| Work required |
Could you write out every record below exactly, leaving out any pictures?

(Data tied to figure images)
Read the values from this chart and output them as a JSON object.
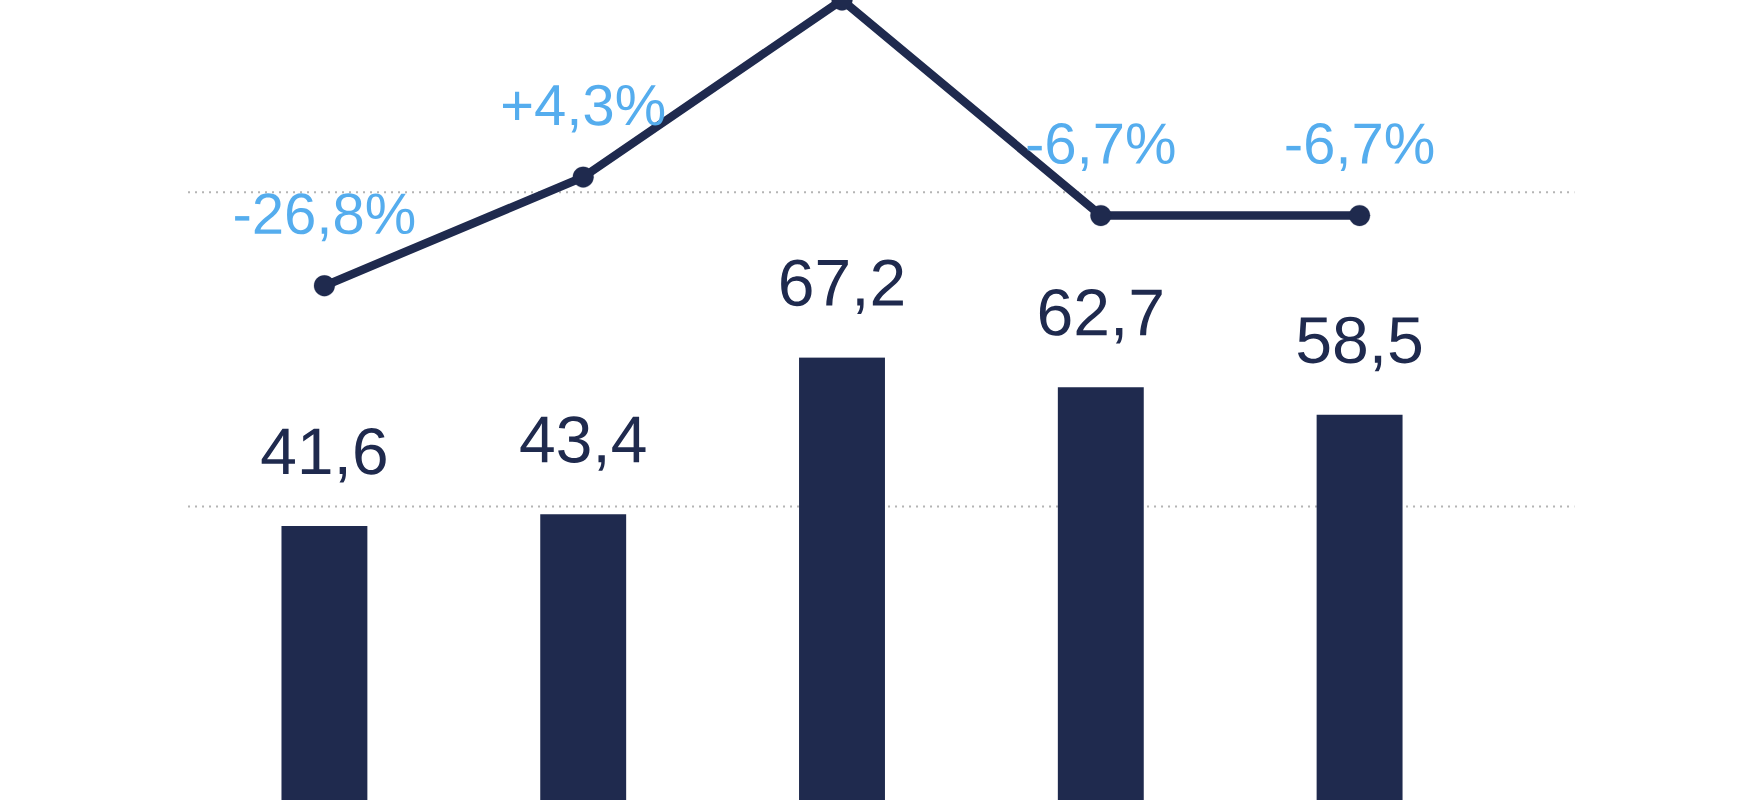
{
  "chart_data": [
    {
      "type": "line",
      "categories": [
        null,
        null,
        null,
        null,
        null
      ],
      "values": [
        -26.8,
        4.3,
        55,
        -6.7,
        -6.7
      ],
      "value_labels": [
        "-26,8%",
        "+4,3%",
        null,
        "-6,7%",
        "-6,7%"
      ],
      "color": "#1f2a4e",
      "marker": "circle",
      "line_style": "solid",
      "ref_lines": [
        {
          "axis": "y",
          "value": 0,
          "color": "#b4b4b4",
          "line_style": "dotted"
        },
        {
          "axis": "y",
          "value": -90,
          "color": "#b4b4b4",
          "line_style": "dotted"
        }
      ],
      "tick_labels": false
    },
    {
      "type": "bar",
      "categories": [
        null,
        null,
        null,
        null,
        null
      ],
      "values": [
        41.6,
        43.4,
        67.2,
        62.7,
        58.5
      ],
      "value_labels": [
        "41,6",
        "43,4",
        "67,2",
        "62,7",
        "58,5"
      ],
      "color": "#1f2a4e",
      "tick_labels": false
    }
  ]
}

| Expected answer |
Read the values from this chart and output them as a JSON object.
{
  "chart_data": [
    {
      "type": "line",
      "categories": [
        null,
        null,
        null,
        null,
        null
      ],
      "values": [
        -26.8,
        4.3,
        55,
        -6.7,
        -6.7
      ],
      "value_labels": [
        "-26,8%",
        "+4,3%",
        null,
        "-6,7%",
        "-6,7%"
      ],
      "color": "#1f2a4e",
      "marker": "circle",
      "line_style": "solid",
      "ref_lines": [
        {
          "axis": "y",
          "value": 0,
          "color": "#b4b4b4",
          "line_style": "dotted"
        },
        {
          "axis": "y",
          "value": -90,
          "color": "#b4b4b4",
          "line_style": "dotted"
        }
      ],
      "tick_labels": false
    },
    {
      "type": "bar",
      "categories": [
        null,
        null,
        null,
        null,
        null
      ],
      "values": [
        41.6,
        43.4,
        67.2,
        62.7,
        58.5
      ],
      "value_labels": [
        "41,6",
        "43,4",
        "67,2",
        "62,7",
        "58,5"
      ],
      "color": "#1f2a4e",
      "tick_labels": false
    }
  ]
}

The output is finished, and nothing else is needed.